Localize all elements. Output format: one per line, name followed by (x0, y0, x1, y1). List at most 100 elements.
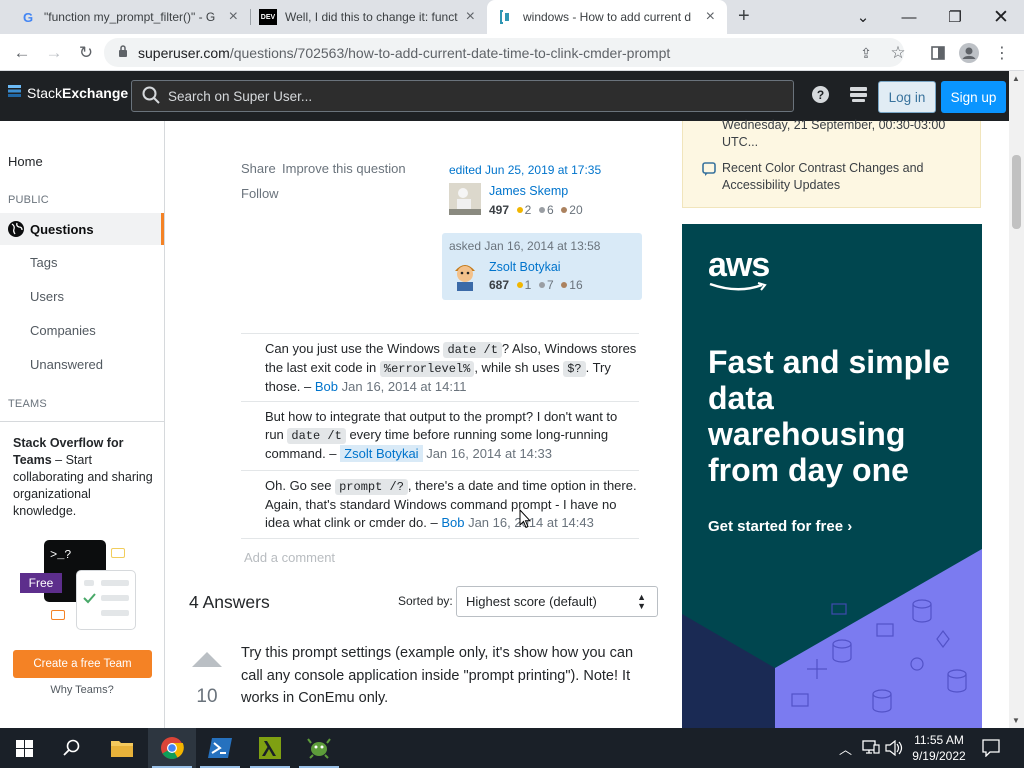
why-teams-link[interactable]: Why Teams? (0, 684, 164, 696)
close-window-icon[interactable]: ✕ (978, 0, 1024, 34)
signup-button[interactable]: Sign up (941, 81, 1006, 113)
inline-code: date /t (287, 428, 346, 444)
upvote-icon[interactable] (190, 650, 224, 671)
tray-chevron-icon[interactable]: ︿ (839, 739, 852, 758)
ad-headline: Fast and simple data warehousing from da… (708, 344, 950, 488)
comment-date[interactable]: Jan 16, 2014 at 14:11 (342, 379, 467, 394)
edited-timestamp[interactable]: edited Jun 25, 2019 at 17:35 (449, 163, 644, 177)
answer-vote-count: 10 (196, 686, 218, 707)
asker-username[interactable]: Zsolt Botykai (489, 260, 561, 274)
address-bar[interactable]: superuser.com/questions/702563/how-to-ad… (104, 38, 904, 67)
nav-companies[interactable]: Companies (30, 323, 96, 338)
site-switcher-icon[interactable] (850, 86, 867, 107)
create-free-team-button[interactable]: Create a free Team (13, 650, 152, 678)
close-tab-icon[interactable]: × (229, 9, 238, 25)
select-arrows-icon: ▲ ▼ (637, 592, 646, 611)
chat-bubble-icon (111, 548, 125, 558)
side-panel-icon[interactable] (924, 40, 952, 66)
avatar[interactable] (449, 259, 481, 291)
clock[interactable]: 11:55 AM 9/19/2022 (906, 732, 972, 764)
nav-unanswered[interactable]: Unanswered (30, 357, 103, 372)
clock-date: 9/19/2022 (912, 749, 966, 763)
forward-icon[interactable]: → (40, 40, 68, 66)
nav-questions[interactable]: Questions (0, 213, 164, 245)
reputation-score: 497 (489, 203, 510, 217)
chrome-menu-icon[interactable]: ⋮ (988, 40, 1016, 66)
file-explorer-icon[interactable] (98, 728, 146, 768)
tab-google-search[interactable]: G "function my_prompt_filter()" - G × (0, 0, 250, 34)
svg-text:?: ? (817, 88, 824, 102)
network-icon[interactable] (862, 739, 880, 758)
tab-superuser[interactable]: windows - How to add current d × (487, 0, 727, 34)
minimize-icon[interactable]: — (886, 0, 932, 34)
windows-start-icon[interactable] (0, 728, 48, 768)
comment-date[interactable]: Jan 16, 2014 at 14:33 (426, 446, 552, 461)
bronze-badge-icon (561, 207, 568, 214)
search-input[interactable] (168, 88, 768, 104)
scroll-up-arrow-icon[interactable]: ▲ (1012, 74, 1020, 83)
nav-users[interactable]: Users (30, 289, 64, 304)
new-tab-button[interactable]: + (738, 5, 750, 28)
site-search-box[interactable] (131, 80, 794, 112)
tab-dev-to[interactable]: DEV Well, I did this to change it: funct… (251, 0, 487, 34)
comment-user-link[interactable]: Bob (315, 379, 338, 394)
nav-tags[interactable]: Tags (30, 255, 57, 270)
search-icon[interactable] (48, 728, 96, 768)
bronze-badge-count: 16 (569, 278, 583, 292)
aws-advertisement[interactable]: aws Fast and simple data warehousing fro… (682, 224, 982, 728)
help-icon[interactable]: ? (812, 86, 829, 107)
follow-link[interactable]: Follow (241, 186, 279, 201)
close-tab-icon[interactable]: × (706, 9, 715, 25)
close-tab-icon[interactable]: × (466, 9, 475, 25)
meta-event-date[interactable]: Wednesday, 21 September, 00:30-03:00 UTC… (722, 117, 962, 151)
login-button[interactable]: Log in (878, 81, 936, 113)
git-bash-icon[interactable] (295, 728, 343, 768)
mouse-cursor-icon (519, 508, 532, 532)
comment: Can you just use the Windows date /t? Al… (241, 333, 639, 401)
powershell-icon[interactable] (196, 728, 244, 768)
chrome-icon[interactable] (148, 728, 196, 768)
chat-bubble-icon (51, 610, 65, 620)
page-scrollbar[interactable]: ▲ ▼ (1009, 71, 1024, 728)
comment-user-link[interactable]: Zsolt Botykai (340, 445, 423, 462)
cmder-lambda-icon[interactable] (246, 728, 294, 768)
back-icon[interactable]: ← (8, 40, 36, 66)
improve-question-link[interactable]: Improve this question (282, 161, 406, 176)
reload-icon[interactable]: ↻ (72, 40, 100, 66)
share-icon[interactable]: ⇪ (852, 40, 880, 66)
url-text[interactable]: superuser.com/questions/702563/how-to-ad… (138, 45, 670, 61)
restore-icon[interactable]: ❐ (932, 0, 978, 34)
meta-post-link[interactable]: Recent Color Contrast Changes and Access… (722, 160, 962, 194)
bookmark-star-icon[interactable]: ☆ (884, 40, 912, 66)
sort-select[interactable]: Highest score (default) ▲ ▼ (456, 586, 658, 617)
nav-home[interactable]: Home (8, 154, 43, 169)
inline-code: %errorlevel% (379, 361, 475, 377)
logo-text-stack: Stack (27, 85, 63, 101)
comment-user-link[interactable]: Bob (441, 515, 464, 530)
logo-text-exchange: Exchange (62, 85, 129, 101)
avatar[interactable] (449, 183, 481, 215)
silver-badge-count: 7 (546, 278, 554, 292)
profile-avatar-icon[interactable] (955, 40, 983, 66)
gold-badge-count: 2 (524, 203, 532, 217)
tab-search-chevron-icon[interactable]: ⌄ (840, 0, 886, 34)
nav-questions-label: Questions (30, 221, 94, 237)
add-comment-link[interactable]: Add a comment (244, 550, 335, 565)
superuser-favicon-icon (499, 9, 515, 25)
stackexchange-logo-icon (8, 85, 21, 101)
url-host: superuser.com (138, 44, 230, 61)
notification-center-icon[interactable] (982, 739, 1000, 760)
ad-cta-link[interactable]: Get started for free › (708, 518, 852, 535)
scrollbar-thumb[interactable] (1012, 155, 1021, 229)
editor-username[interactable]: James Skemp (489, 184, 568, 198)
stackexchange-logo[interactable]: Stack Exchange (8, 85, 128, 101)
reputation-score: 687 (489, 278, 510, 292)
comment-text: Oh. Go see (265, 478, 336, 493)
lock-icon[interactable] (118, 45, 128, 60)
globe-icon (8, 221, 24, 237)
teams-promo-text: Stack Overflow for Teams – Start collabo… (13, 435, 153, 520)
share-link[interactable]: Share (241, 161, 276, 176)
volume-icon[interactable] (885, 739, 903, 759)
scroll-down-arrow-icon[interactable]: ▼ (1012, 716, 1020, 725)
sort-select-value: Highest score (default) (466, 594, 597, 609)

+ + + + + + +

- **WHAT IS REQUIRED**
Copy all of the data above word for word, leaving out the picture.

- **TASK RESULT**
Localize all elements. Output format: one per line, name followed by (x0, y0, x1, y1). List at most 100 elements.
why-teams-link[interactable]: Why Teams? (0, 684, 164, 696)
close-window-icon[interactable]: ✕ (978, 0, 1024, 34)
signup-button[interactable]: Sign up (941, 81, 1006, 113)
inline-code: date /t (287, 428, 346, 444)
upvote-icon[interactable] (190, 650, 224, 671)
tray-chevron-icon[interactable]: ︿ (839, 739, 852, 758)
ad-headline: Fast and simple data warehousing from da… (708, 344, 950, 488)
comment-date[interactable]: Jan 16, 2014 at 14:11 (342, 379, 467, 394)
edited-timestamp[interactable]: edited Jun 25, 2019 at 17:35 (449, 163, 644, 177)
answer-vote-count: 10 (196, 686, 218, 707)
asker-username[interactable]: Zsolt Botykai (489, 260, 561, 274)
address-bar[interactable]: superuser.com/questions/702563/how-to-ad… (104, 38, 904, 67)
nav-companies[interactable]: Companies (30, 323, 96, 338)
site-switcher-icon[interactable] (850, 86, 867, 107)
create-free-team-button[interactable]: Create a free Team (13, 650, 152, 678)
close-tab-icon[interactable]: × (229, 9, 238, 25)
select-arrows-icon: ▲ ▼ (637, 592, 646, 611)
chat-bubble-icon (111, 548, 125, 558)
side-panel-icon[interactable] (924, 40, 952, 66)
avatar[interactable] (449, 259, 481, 291)
clock[interactable]: 11:55 AM 9/19/2022 (906, 732, 972, 764)
nav-unanswered[interactable]: Unanswered (30, 357, 103, 372)
clock-date: 9/19/2022 (912, 749, 966, 763)
forward-icon[interactable]: → (40, 40, 68, 66)
nav-questions[interactable]: Questions (0, 213, 164, 245)
reputation-score: 497 (489, 203, 510, 217)
chrome-menu-icon[interactable]: ⋮ (988, 40, 1016, 66)
file-explorer-icon[interactable] (98, 728, 146, 768)
tab-google-search[interactable]: G "function my_prompt_filter()" - G × (0, 0, 250, 34)
svg-text:?: ? (817, 88, 824, 102)
network-icon[interactable] (862, 739, 880, 758)
tab-superuser[interactable]: windows - How to add current d × (487, 0, 727, 34)
minimize-icon[interactable]: — (886, 0, 932, 34)
windows-start-icon[interactable] (0, 728, 48, 768)
comment-date[interactable]: Jan 16, 2014 at 14:33 (426, 446, 552, 461)
bronze-badge-icon (561, 207, 568, 214)
search-input[interactable] (168, 88, 768, 104)
scroll-up-arrow-icon[interactable]: ▲ (1012, 74, 1020, 83)
nav-users[interactable]: Users (30, 289, 64, 304)
new-tab-button[interactable]: + (738, 5, 750, 28)
site-search-box[interactable] (131, 80, 794, 112)
tab-dev-to[interactable]: DEV Well, I did this to change it: funct… (251, 0, 487, 34)
comment-user-link[interactable]: Bob (315, 379, 338, 394)
nav-tags[interactable]: Tags (30, 255, 57, 270)
search-icon[interactable] (48, 728, 96, 768)
bronze-badge-count: 16 (569, 278, 583, 292)
aws-advertisement[interactable]: aws Fast and simple data warehousing fro… (682, 224, 982, 728)
help-icon[interactable]: ? (812, 86, 829, 107)
follow-link[interactable]: Follow (241, 186, 279, 201)
close-tab-icon[interactable]: × (706, 9, 715, 25)
close-tab-icon[interactable]: × (466, 9, 475, 25)
meta-event-date[interactable]: Wednesday, 21 September, 00:30-03:00 UTC… (722, 117, 962, 151)
login-button[interactable]: Log in (878, 81, 936, 113)
git-bash-icon[interactable] (295, 728, 343, 768)
mouse-cursor-icon (519, 508, 532, 532)
comment: Can you just use the Windows date /t? Al… (241, 333, 639, 401)
powershell-icon[interactable] (196, 728, 244, 768)
chrome-icon[interactable] (148, 728, 196, 768)
chat-bubble-icon (51, 610, 65, 620)
page-scrollbar[interactable]: ▲ ▼ (1009, 71, 1024, 728)
comment-user-link[interactable]: Zsolt Botykai (340, 445, 423, 462)
cmder-lambda-icon[interactable] (246, 728, 294, 768)
back-icon[interactable]: ← (8, 40, 36, 66)
improve-question-link[interactable]: Improve this question (282, 161, 406, 176)
reload-icon[interactable]: ↻ (72, 40, 100, 66)
share-icon[interactable]: ⇪ (852, 40, 880, 66)
url-text[interactable]: superuser.com/questions/702563/how-to-ad… (138, 45, 670, 61)
restore-icon[interactable]: ❐ (932, 0, 978, 34)
meta-post-link[interactable]: Recent Color Contrast Changes and Access… (722, 160, 962, 194)
bookmark-star-icon[interactable]: ☆ (884, 40, 912, 66)
sort-select[interactable]: Highest score (default) ▲ ▼ (456, 586, 658, 617)
nav-home[interactable]: Home (8, 154, 43, 169)
inline-code: %errorlevel% (379, 361, 475, 377)
logo-text-stack: Stack (27, 85, 63, 101)
comment-user-link[interactable]: Bob (441, 515, 464, 530)
logo-text-exchange: Exchange (62, 85, 129, 101)
avatar[interactable] (449, 183, 481, 215)
silver-badge-count: 7 (546, 278, 554, 292)
profile-avatar-icon[interactable] (955, 40, 983, 66)
gold-badge-count: 2 (524, 203, 532, 217)
tab-search-chevron-icon[interactable]: ⌄ (840, 0, 886, 34)
nav-questions-label: Questions (30, 221, 94, 237)
add-comment-link[interactable]: Add a comment (244, 550, 335, 565)
superuser-favicon-icon (499, 9, 515, 25)
stackexchange-logo-icon (8, 85, 21, 101)
url-host: superuser.com (138, 44, 230, 61)
notification-center-icon[interactable] (982, 739, 1000, 760)
ad-cta-link[interactable]: Get started for free › (708, 518, 852, 535)
scrollbar-thumb[interactable] (1012, 155, 1021, 229)
editor-username[interactable]: James Skemp (489, 184, 568, 198)
stackexchange-logo[interactable]: Stack Exchange (8, 85, 128, 101)
reputation-score: 687 (489, 278, 510, 292)
comment-text: Oh. Go see (265, 478, 336, 493)
lock-icon[interactable] (118, 45, 128, 60)
globe-icon (8, 221, 24, 237)
teams-promo-text: Stack Overflow for Teams – Start collabo… (13, 435, 153, 520)
share-link[interactable]: Share (241, 161, 276, 176)
volume-icon[interactable] (885, 739, 903, 759)
scroll-down-arrow-icon[interactable]: ▼ (1012, 716, 1020, 725)
sort-select-value: Highest score (default) (466, 594, 597, 609)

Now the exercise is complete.